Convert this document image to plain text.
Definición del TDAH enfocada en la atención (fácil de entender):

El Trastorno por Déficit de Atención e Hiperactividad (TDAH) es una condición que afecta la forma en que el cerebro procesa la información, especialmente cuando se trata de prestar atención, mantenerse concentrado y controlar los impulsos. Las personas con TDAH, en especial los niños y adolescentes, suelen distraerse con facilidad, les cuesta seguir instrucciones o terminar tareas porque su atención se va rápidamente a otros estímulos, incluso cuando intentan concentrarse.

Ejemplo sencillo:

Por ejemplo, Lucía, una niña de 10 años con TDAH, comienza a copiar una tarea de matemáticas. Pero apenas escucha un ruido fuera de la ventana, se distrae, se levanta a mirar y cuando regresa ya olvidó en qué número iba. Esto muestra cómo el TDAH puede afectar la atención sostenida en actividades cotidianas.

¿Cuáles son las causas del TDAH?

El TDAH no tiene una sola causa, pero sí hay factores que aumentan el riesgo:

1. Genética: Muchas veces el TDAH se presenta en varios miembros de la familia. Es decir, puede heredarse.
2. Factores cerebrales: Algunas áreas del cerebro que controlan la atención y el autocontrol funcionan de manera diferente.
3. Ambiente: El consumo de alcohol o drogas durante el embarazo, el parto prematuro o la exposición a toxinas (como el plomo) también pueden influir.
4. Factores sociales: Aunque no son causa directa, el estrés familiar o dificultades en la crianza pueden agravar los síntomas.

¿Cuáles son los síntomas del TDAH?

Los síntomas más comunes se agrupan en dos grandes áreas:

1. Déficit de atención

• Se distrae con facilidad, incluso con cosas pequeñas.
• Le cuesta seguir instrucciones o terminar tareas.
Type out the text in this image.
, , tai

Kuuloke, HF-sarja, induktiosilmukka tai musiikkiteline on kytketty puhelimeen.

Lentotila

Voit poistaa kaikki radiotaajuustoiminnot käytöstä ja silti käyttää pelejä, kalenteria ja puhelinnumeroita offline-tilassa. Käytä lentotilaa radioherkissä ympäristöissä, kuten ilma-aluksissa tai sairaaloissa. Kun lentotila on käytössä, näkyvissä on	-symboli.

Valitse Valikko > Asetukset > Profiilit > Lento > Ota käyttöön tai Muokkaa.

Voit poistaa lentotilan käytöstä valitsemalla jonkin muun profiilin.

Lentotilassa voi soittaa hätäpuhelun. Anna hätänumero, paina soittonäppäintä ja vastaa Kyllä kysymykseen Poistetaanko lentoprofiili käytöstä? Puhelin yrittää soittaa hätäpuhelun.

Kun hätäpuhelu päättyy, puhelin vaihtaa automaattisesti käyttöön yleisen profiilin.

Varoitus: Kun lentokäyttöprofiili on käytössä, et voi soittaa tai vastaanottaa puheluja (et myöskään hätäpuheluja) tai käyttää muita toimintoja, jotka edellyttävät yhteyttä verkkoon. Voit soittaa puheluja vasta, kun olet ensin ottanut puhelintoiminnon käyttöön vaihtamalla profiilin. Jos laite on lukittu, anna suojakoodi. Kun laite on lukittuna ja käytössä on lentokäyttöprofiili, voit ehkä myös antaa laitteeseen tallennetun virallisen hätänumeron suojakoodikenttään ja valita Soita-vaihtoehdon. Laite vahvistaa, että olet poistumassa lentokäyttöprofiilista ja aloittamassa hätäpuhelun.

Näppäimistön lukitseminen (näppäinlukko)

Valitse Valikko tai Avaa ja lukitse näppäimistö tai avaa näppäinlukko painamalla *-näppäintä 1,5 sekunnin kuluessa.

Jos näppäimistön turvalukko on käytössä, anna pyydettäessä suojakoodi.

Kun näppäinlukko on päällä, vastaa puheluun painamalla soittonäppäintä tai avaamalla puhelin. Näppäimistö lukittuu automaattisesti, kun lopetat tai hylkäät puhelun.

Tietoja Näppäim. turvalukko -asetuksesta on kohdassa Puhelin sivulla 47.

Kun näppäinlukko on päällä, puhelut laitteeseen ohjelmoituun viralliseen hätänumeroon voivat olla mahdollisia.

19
------
> **WHAT YOU ARE ASKED TO DO**: Which lines contain "Valikko"? Copy each of them from the listing.

> **ANSWER SPACE**:
Valitse Valikko > Asetukset > Profiilit > Lento > Ota käyttöön tai Muokkaa.
Valitse Valikko tai Avaa ja lukitse näppäimistö tai avaa näppäinlukko painamalla *-näppäintä 1,5 sekunnin kuluessa.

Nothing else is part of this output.